======== Extracted information

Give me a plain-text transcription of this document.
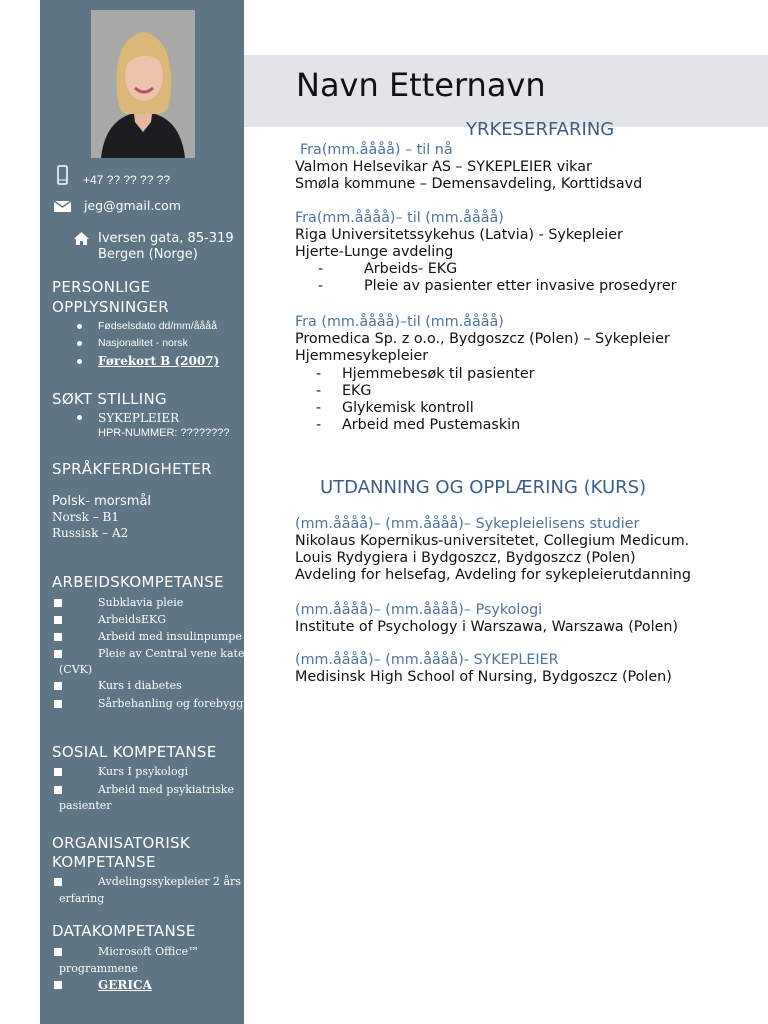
Navn Etternavn
+47 ?? ?? ?? ??
jeg@gmail.com
Iversen gata, 85-319
Bergen (Norge)
PERSONLIGE
OPPLYSNINGER
Fødselsdato dd/mm/åååå
Nasjonalitet - norsk
Førekort B (2007)
SØKT STILLING
SYKEPLEIER
HPR-NUMMER: ????????
SPRÅKFERDIGHETER
Polsk- morsmål
Norsk – B1
Russisk – A2
ARBEIDSKOMPETANSE
Subklavia pleie
ArbeidsEKG
Arbeid med insulinpumpe
Pleie av Central vene kateter
(CVK)
Kurs i diabetes
Sårbehanling og forebygging
SOSIAL KOMPETANSE
Kurs I psykologi
Arbeid med psykiatriske
pasienter
ORGANISATORISK
KOMPETANSE
Avdelingssykepleier 2 års
erfaring
DATAKOMPETANSE
Microsoft Office™
programmene
GERICA
YRKESERFARING
Fra(mm.åååå) – til nå
Valmon Helsevikar AS – SYKEPLEIER vikar
Smøla kommune – Demensavdeling, Korttidsavd
Fra(mm.åååå)– til (mm.åååå)
Riga Universitetssykehus (Latvia) - Sykepleier
Hjerte-Lunge avdeling
-	Arbeids- EKG
-	Pleie av pasienter etter invasive prosedyrer
Fra (mm.åååå)–til (mm.åååå)
Promedica Sp. z o.o., Bydgoszcz (Polen) – Sykepleier
Hjemmesykepleier
- Hjemmebesøk til pasienter
- EKG
- Glykemisk kontroll
- Arbeid med Pustemaskin
UTDANNING OG OPPLÆRING (KURS)
(mm.åååå)– (mm.åååå)– Sykepleielisens studier
Nikolaus Kopernikus-universitetet, Collegium Medicum.
Louis Rydygiera i Bydgoszcz, Bydgoszcz (Polen)
Avdeling for helsefag, Avdeling for sykepleierutdanning
(mm.åååå)– (mm.åååå)– Psykologi
Institute of Psychology i Warszawa, Warszawa (Polen)
(mm.åååå)– (mm.åååå)- SYKEPLEIER
Medisinsk High School of Nursing, Bydgoszcz (Polen)
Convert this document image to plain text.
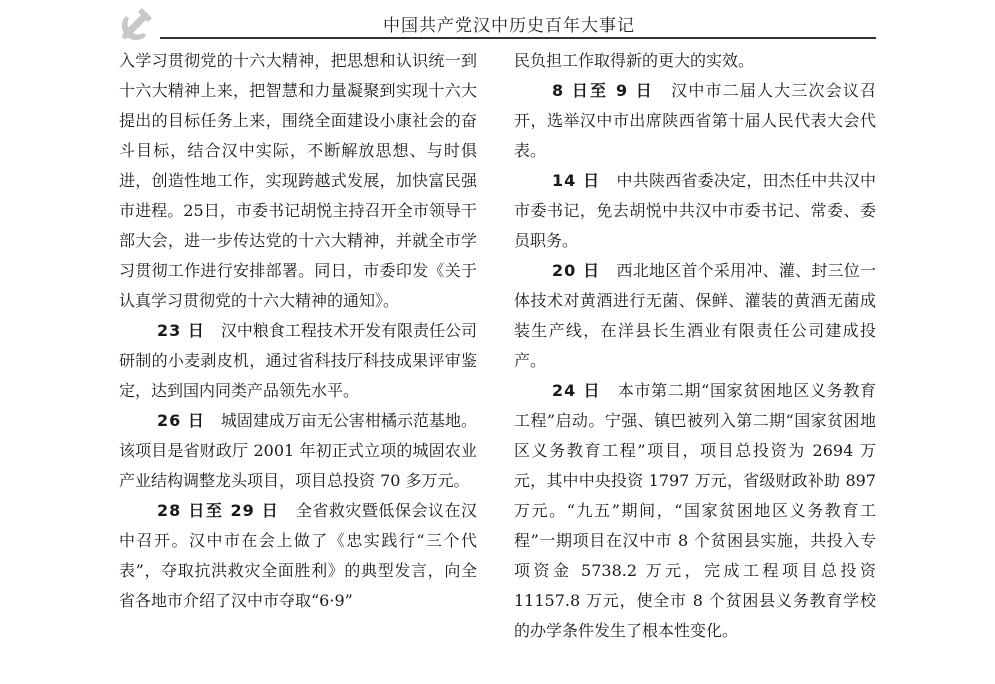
中国共产党汉中历史百年大事记

入学习贯彻党的十六大精神，把思想和认识统一到十六大精神上来，把智慧和力量凝聚到实现十六大提出的目标任务上来，围绕全面建设小康社会的奋斗目标，结合汉中实际，不断解放思想、与时俱进，创造性地工作，实现跨越式发展，加快富民强市进程。25日，市委书记胡悦主持召开全市领导干部大会，进一步传达党的十六大精神，并就全市学习贯彻工作进行安排部署。同日，市委印发《关于认真学习贯彻党的十六大精神的通知》。

23 日 汉中粮食工程技术开发有限责任公司研制的小麦剥皮机，通过省科技厅科技成果评审鉴定，达到国内同类产品领先水平。

26 日 城固建成万亩无公害柑橘示范基地。该项目是省财政厅 2001 年初正式立项的城固农业产业结构调整龙头项目，项目总投资 70 多万元。

28 日至 29 日 全省救灾暨低保会议在汉中召开。汉中市在会上做了《忠实践行“三个代表”，夺取抗洪救灾全面胜利》的典型发言，向全省各地市介绍了汉中市夺取“6·9”

民负担工作取得新的更大的实效。

8 日至 9 日 汉中市二届人大三次会议召开，选举汉中市出席陕西省第十届人民代表大会代表。

14 日 中共陕西省委决定，田杰任中共汉中市委书记，免去胡悦中共汉中市委书记、常委、委员职务。

20 日 西北地区首个采用冲、灌、封三位一体技术对黄酒进行无菌、保鲜、灌装的黄酒无菌成装生产线，在洋县长生酒业有限责任公司建成投产。

24 日 本市第二期“国家贫困地区义务教育工程”启动。宁强、镇巴被列入第二期“国家贫困地区义务教育工程”项目，项目总投资为 2694 万元，其中中央投资 1797 万元，省级财政补助 897 万元。“九五”期间，“国家贫困地区义务教育工程”一期项目在汉中市 8 个贫困县实施，共投入专项资金 5738.2 万元，完成工程项目总投资 11157.8 万元，使全市 8 个贫困县义务教育学校的办学条件发生了根本性变化。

================

Without the pictures, copy the material exactly as given.

Output for this task:
Give me a plain-text transcription of this document.
Navn Etternavn
+47 ?? ?? ?? ??
jeg@gmail.com
Iversen gata, 85-319
Bergen (Norge)
PERSONLIGE
OPPLYSNINGER
Fødselsdato dd/mm/åååå
Nasjonalitet - norsk
Førekort B (2007)
SØKT STILLING
SYKEPLEIER
HPR-NUMMER: ????????
SPRÅKFERDIGHETER
Polsk- morsmål
Norsk – B1
Russisk – A2
ARBEIDSKOMPETANSE
Subklavia pleie
ArbeidsEKG
Arbeid med insulinpumpe
Pleie av Central vene kateter
(CVK)
Kurs i diabetes
Sårbehanling og forebygging
SOSIAL KOMPETANSE
Kurs I psykologi
Arbeid med psykiatriske
pasienter
ORGANISATORISK
KOMPETANSE
Avdelingssykepleier 2 års
erfaring
DATAKOMPETANSE
Microsoft Office™
programmene
GERICA
YRKESERFARING
Fra(mm.åååå) – til nå
Valmon Helsevikar AS – SYKEPLEIER vikar
Smøla kommune – Demensavdeling, Korttidsavd
Fra(mm.åååå)– til (mm.åååå)
Riga Universitetssykehus (Latvia) - Sykepleier
Hjerte-Lunge avdeling
-	Arbeids- EKG
-	Pleie av pasienter etter invasive prosedyrer
Fra (mm.åååå)–til (mm.åååå)
Promedica Sp. z o.o., Bydgoszcz (Polen) – Sykepleier
Hjemmesykepleier
- Hjemmebesøk til pasienter
- EKG
- Glykemisk kontroll
- Arbeid med Pustemaskin
UTDANNING OG OPPLÆRING (KURS)
(mm.åååå)– (mm.åååå)– Sykepleielisens studier
Nikolaus Kopernikus-universitetet, Collegium Medicum.
Louis Rydygiera i Bydgoszcz, Bydgoszcz (Polen)
Avdeling for helsefag, Avdeling for sykepleierutdanning
(mm.åååå)– (mm.åååå)– Psykologi
Institute of Psychology i Warszawa, Warszawa (Polen)
(mm.åååå)– (mm.åååå)- SYKEPLEIER
Medisinsk High School of Nursing, Bydgoszcz (Polen)
Convert this document image to plain text.
中国共产党汉中历史百年大事记

入学习贯彻党的十六大精神，把思想和认识统一到十六大精神上来，把智慧和力量凝聚到实现十六大提出的目标任务上来，围绕全面建设小康社会的奋斗目标，结合汉中实际，不断解放思想、与时俱进，创造性地工作，实现跨越式发展，加快富民强市进程。25日，市委书记胡悦主持召开全市领导干部大会，进一步传达党的十六大精神，并就全市学习贯彻工作进行安排部署。同日，市委印发《关于认真学习贯彻党的十六大精神的通知》。

23 日 汉中粮食工程技术开发有限责任公司研制的小麦剥皮机，通过省科技厅科技成果评审鉴定，达到国内同类产品领先水平。

26 日 城固建成万亩无公害柑橘示范基地。该项目是省财政厅 2001 年初正式立项的城固农业产业结构调整龙头项目，项目总投资 70 多万元。

28 日至 29 日 全省救灾暨低保会议在汉中召开。汉中市在会上做了《忠实践行“三个代表”，夺取抗洪救灾全面胜利》的典型发言，向全省各地市介绍了汉中市夺取“6·9”

民负担工作取得新的更大的实效。

8 日至 9 日 汉中市二届人大三次会议召开，选举汉中市出席陕西省第十届人民代表大会代表。

14 日 中共陕西省委决定，田杰任中共汉中市委书记，免去胡悦中共汉中市委书记、常委、委员职务。

20 日 西北地区首个采用冲、灌、封三位一体技术对黄酒进行无菌、保鲜、灌装的黄酒无菌成装生产线，在洋县长生酒业有限责任公司建成投产。

24 日 本市第二期“国家贫困地区义务教育工程”启动。宁强、镇巴被列入第二期“国家贫困地区义务教育工程”项目，项目总投资为 2694 万元，其中中央投资 1797 万元，省级财政补助 897 万元。“九五”期间，“国家贫困地区义务教育工程”一期项目在汉中市 8 个贫困县实施，共投入专项资金 5738.2 万元，完成工程项目总投资 11157.8 万元，使全市 8 个贫困县义务教育学校的办学条件发生了根本性变化。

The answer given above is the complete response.